### EXERCISE
Only a number is wanted: how many lines of the entries include the string "Основи"?

### GIVEN DATA
--- start ---
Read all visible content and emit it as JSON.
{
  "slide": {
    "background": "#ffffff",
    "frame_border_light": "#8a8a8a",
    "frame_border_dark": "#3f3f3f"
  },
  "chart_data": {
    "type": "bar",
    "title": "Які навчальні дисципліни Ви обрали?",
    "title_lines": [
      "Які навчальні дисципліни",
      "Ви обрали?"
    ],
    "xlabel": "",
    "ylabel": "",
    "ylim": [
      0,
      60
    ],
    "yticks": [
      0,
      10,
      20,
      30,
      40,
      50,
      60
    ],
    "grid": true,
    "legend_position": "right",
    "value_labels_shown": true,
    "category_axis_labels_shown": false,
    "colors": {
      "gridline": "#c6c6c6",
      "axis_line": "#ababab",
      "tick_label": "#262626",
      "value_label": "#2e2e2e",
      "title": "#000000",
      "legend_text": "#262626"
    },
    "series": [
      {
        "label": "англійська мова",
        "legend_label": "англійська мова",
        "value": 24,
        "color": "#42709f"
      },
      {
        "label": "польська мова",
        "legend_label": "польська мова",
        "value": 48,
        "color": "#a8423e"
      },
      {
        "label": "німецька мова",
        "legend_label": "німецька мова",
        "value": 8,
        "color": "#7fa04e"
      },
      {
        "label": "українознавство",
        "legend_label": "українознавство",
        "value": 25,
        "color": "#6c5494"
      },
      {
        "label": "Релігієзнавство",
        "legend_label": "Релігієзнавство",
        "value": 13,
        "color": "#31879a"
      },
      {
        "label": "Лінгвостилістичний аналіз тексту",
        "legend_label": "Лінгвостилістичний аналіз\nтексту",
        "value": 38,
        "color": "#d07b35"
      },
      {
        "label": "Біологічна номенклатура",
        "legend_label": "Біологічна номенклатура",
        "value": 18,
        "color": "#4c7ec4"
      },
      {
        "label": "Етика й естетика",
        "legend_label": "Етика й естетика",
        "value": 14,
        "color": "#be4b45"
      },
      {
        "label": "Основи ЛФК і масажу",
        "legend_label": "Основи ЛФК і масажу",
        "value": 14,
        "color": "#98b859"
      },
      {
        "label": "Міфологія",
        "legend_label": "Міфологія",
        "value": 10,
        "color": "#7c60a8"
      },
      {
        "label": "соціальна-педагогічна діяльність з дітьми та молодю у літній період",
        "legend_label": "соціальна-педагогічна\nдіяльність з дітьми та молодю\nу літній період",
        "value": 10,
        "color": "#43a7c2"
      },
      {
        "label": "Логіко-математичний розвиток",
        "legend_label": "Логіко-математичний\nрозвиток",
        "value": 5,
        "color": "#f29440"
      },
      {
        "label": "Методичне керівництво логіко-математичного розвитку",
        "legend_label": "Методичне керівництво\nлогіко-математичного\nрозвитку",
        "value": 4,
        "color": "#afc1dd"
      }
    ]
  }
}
--- end ---
### EXERCISE OUTPUT
2